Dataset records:
------------------------------
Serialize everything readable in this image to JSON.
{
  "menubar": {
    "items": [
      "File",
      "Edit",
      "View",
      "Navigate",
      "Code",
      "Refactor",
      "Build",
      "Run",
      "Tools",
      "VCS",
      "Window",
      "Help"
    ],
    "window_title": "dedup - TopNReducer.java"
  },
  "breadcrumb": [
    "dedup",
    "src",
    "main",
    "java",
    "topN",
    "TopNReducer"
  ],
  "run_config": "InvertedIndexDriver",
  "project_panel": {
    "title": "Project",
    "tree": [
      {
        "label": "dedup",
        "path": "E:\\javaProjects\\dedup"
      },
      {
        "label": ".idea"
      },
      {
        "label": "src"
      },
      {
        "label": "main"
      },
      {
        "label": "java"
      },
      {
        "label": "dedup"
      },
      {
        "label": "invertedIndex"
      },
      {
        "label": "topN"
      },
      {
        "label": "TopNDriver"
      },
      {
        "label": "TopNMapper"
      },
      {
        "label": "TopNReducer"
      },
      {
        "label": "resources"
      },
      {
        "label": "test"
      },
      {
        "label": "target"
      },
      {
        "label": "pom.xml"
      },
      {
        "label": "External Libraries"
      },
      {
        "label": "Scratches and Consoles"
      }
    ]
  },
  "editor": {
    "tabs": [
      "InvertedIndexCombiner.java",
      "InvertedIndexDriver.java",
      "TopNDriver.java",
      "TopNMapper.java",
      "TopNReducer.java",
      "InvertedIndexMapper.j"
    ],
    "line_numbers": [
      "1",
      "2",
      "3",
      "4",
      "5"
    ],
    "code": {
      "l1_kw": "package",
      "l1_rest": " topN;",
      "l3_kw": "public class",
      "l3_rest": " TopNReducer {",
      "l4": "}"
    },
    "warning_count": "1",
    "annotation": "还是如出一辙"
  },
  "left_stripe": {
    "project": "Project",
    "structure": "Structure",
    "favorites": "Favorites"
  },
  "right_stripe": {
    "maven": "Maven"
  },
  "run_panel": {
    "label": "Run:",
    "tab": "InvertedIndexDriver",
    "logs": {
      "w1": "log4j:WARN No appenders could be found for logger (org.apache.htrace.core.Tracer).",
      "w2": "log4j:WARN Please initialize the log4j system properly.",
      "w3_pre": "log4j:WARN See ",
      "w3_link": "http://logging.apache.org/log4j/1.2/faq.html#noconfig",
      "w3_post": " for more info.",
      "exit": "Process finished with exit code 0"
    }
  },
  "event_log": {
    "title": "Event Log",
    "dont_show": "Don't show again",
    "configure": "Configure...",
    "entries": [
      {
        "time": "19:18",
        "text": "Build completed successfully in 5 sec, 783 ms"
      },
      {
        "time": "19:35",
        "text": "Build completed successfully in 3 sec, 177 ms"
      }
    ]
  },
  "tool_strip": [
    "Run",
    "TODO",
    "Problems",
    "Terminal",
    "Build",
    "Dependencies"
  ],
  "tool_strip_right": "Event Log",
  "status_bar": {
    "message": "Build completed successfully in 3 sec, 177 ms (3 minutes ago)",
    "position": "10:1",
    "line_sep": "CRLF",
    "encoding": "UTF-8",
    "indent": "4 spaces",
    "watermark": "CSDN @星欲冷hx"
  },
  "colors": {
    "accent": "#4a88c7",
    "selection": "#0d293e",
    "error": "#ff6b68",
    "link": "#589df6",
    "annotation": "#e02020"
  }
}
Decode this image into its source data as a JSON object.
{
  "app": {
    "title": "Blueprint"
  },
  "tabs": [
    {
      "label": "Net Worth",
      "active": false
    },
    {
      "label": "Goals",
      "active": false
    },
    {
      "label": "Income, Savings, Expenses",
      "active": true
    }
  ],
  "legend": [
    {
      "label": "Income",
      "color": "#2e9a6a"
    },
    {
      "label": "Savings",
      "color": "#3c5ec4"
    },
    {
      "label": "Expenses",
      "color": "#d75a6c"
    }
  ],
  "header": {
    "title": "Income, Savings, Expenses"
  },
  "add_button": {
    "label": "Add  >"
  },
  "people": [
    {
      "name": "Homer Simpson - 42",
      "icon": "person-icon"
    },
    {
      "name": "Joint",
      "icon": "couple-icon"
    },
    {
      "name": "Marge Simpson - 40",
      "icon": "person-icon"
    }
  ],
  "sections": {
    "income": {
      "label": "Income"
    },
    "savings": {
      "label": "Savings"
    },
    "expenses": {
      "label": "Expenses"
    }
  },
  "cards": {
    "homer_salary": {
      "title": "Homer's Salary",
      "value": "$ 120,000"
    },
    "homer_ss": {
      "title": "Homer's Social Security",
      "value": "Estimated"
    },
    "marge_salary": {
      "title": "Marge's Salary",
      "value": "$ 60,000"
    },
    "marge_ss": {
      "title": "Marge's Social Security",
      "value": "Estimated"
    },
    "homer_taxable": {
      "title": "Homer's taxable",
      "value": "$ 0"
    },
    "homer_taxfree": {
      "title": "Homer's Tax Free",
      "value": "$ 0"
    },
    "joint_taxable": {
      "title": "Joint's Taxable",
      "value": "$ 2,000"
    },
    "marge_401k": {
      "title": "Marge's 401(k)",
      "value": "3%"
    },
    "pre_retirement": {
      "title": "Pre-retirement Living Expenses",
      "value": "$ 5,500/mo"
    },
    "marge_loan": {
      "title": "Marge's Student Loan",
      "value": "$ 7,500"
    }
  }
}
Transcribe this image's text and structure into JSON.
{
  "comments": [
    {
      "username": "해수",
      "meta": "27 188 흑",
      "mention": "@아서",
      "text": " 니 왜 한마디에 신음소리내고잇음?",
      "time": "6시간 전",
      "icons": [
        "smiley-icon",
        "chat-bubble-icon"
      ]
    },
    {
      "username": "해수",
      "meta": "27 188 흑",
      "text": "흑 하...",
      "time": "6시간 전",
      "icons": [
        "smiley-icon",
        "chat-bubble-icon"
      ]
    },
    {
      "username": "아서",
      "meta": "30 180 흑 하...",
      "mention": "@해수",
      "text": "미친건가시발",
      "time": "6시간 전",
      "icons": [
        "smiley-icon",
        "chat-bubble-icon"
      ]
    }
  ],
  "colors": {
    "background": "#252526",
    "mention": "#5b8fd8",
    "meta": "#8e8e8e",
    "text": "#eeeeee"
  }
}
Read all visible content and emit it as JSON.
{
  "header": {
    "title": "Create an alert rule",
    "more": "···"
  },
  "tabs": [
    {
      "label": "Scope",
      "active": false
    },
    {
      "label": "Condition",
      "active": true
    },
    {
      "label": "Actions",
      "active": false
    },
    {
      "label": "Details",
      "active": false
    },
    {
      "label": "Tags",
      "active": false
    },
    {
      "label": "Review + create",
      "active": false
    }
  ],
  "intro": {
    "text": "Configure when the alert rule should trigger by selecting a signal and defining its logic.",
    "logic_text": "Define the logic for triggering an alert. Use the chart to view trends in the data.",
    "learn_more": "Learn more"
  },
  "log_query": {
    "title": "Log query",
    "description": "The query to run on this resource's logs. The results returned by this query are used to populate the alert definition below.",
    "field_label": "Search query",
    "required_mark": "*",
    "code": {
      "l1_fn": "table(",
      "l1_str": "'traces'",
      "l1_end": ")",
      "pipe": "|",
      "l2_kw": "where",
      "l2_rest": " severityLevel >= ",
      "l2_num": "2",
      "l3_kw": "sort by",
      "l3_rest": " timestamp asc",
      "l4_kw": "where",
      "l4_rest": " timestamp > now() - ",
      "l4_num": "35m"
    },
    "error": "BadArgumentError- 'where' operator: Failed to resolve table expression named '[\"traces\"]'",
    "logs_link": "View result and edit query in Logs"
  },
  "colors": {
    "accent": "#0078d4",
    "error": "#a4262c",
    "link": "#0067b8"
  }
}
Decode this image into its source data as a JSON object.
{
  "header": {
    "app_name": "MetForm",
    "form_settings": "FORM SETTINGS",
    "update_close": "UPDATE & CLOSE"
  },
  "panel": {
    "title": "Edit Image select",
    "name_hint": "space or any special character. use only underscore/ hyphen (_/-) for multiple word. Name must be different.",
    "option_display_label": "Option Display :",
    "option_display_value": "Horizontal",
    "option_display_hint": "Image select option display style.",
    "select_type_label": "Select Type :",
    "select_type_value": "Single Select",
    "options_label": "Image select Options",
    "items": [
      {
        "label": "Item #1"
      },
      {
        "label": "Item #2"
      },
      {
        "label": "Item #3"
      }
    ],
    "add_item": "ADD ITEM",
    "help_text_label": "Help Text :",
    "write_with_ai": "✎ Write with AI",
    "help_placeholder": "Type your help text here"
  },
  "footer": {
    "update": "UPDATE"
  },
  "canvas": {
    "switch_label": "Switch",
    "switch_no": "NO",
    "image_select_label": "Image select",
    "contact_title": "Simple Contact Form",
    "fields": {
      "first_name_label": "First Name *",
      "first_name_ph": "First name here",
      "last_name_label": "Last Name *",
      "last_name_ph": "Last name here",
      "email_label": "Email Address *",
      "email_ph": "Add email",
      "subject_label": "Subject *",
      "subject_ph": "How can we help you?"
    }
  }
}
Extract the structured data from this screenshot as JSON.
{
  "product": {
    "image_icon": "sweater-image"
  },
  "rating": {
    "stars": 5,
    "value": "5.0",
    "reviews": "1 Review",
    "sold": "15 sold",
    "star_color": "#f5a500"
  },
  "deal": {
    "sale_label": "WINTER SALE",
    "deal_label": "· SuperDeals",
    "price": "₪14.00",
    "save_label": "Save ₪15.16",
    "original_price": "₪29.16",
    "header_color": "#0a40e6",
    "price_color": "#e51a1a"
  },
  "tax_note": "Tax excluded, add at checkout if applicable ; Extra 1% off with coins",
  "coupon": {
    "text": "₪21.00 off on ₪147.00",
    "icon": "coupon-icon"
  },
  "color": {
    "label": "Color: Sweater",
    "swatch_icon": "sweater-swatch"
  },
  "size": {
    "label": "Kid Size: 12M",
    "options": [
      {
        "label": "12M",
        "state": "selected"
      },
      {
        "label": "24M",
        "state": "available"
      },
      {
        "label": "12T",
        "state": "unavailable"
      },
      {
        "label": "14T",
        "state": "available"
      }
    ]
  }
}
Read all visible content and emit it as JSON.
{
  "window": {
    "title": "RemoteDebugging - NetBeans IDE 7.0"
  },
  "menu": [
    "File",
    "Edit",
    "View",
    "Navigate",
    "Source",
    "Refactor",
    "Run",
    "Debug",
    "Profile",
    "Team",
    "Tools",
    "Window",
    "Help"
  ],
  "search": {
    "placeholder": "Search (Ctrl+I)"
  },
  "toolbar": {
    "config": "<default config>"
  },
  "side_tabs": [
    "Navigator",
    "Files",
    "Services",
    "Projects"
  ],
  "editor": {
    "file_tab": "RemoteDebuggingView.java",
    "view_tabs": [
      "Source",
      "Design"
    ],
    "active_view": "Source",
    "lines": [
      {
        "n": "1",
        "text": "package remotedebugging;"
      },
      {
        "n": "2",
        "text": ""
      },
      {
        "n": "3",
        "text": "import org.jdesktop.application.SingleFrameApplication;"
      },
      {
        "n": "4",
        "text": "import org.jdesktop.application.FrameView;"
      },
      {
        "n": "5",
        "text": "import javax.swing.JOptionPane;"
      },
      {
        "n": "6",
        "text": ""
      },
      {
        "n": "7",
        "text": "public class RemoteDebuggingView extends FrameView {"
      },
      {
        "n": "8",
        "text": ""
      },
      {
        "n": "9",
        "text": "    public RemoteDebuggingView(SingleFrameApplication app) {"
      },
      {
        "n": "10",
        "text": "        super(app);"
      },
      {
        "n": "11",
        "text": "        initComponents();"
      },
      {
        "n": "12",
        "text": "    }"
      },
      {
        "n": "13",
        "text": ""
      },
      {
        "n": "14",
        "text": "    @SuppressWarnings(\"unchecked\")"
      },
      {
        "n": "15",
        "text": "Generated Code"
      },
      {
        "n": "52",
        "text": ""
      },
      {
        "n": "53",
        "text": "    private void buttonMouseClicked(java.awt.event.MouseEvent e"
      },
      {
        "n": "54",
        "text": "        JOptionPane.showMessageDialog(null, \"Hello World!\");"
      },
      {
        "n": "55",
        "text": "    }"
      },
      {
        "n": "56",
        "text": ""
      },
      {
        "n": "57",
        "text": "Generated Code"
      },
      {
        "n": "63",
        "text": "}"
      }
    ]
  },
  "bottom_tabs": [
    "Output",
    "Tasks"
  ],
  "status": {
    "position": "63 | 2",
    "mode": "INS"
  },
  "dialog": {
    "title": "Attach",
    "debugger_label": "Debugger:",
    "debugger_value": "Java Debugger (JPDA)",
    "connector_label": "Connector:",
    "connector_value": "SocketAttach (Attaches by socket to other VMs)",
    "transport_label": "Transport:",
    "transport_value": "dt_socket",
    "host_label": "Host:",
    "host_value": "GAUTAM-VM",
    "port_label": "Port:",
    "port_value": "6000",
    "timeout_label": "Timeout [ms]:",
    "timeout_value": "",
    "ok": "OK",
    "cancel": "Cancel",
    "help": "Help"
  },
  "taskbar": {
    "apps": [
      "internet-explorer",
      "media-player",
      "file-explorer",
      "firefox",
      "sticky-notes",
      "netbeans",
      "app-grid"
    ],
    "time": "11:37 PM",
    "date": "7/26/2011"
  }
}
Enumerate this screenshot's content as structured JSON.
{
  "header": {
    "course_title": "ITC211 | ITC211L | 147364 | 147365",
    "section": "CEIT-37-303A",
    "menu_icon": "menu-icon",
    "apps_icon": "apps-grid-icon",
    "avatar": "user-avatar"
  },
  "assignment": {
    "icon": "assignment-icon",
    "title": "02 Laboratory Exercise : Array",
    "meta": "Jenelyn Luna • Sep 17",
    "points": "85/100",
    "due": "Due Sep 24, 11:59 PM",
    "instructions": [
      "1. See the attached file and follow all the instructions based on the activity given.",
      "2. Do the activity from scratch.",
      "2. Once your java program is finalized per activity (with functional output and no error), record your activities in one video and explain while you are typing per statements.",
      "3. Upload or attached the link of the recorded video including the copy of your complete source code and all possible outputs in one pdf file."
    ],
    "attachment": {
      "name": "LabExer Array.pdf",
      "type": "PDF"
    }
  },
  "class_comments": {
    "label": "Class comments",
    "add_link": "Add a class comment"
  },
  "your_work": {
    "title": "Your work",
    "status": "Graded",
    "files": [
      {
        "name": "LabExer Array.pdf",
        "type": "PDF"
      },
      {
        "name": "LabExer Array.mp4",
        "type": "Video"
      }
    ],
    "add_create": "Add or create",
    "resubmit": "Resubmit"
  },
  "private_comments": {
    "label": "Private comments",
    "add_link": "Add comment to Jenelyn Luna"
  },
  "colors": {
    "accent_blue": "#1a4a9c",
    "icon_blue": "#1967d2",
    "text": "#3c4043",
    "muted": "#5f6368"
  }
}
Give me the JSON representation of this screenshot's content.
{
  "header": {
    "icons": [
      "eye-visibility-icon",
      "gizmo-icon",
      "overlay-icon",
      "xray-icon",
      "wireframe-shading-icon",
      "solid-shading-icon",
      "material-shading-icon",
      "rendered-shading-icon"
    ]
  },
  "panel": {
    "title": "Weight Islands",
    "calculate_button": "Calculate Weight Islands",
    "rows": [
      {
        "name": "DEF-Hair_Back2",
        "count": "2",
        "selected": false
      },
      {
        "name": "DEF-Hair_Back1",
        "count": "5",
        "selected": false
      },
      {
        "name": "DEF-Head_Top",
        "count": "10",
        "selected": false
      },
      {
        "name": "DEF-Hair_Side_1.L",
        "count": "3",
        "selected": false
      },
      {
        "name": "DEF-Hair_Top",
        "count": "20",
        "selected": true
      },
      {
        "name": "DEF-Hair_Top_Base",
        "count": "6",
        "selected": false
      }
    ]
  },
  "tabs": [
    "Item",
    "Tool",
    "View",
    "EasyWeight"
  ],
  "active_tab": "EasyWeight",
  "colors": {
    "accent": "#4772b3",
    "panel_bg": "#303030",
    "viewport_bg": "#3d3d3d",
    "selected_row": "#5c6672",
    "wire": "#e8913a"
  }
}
------------------------------
**Direction:** Show the lines that mention the word "meta".

**Task result:**
      "meta": "27 188 흑",
      "meta": "27 188 흑",
      "meta": "30 180 흑 하...",
    "meta": "#8e8e8e",
    "meta": "Jenelyn Luna • Sep 17",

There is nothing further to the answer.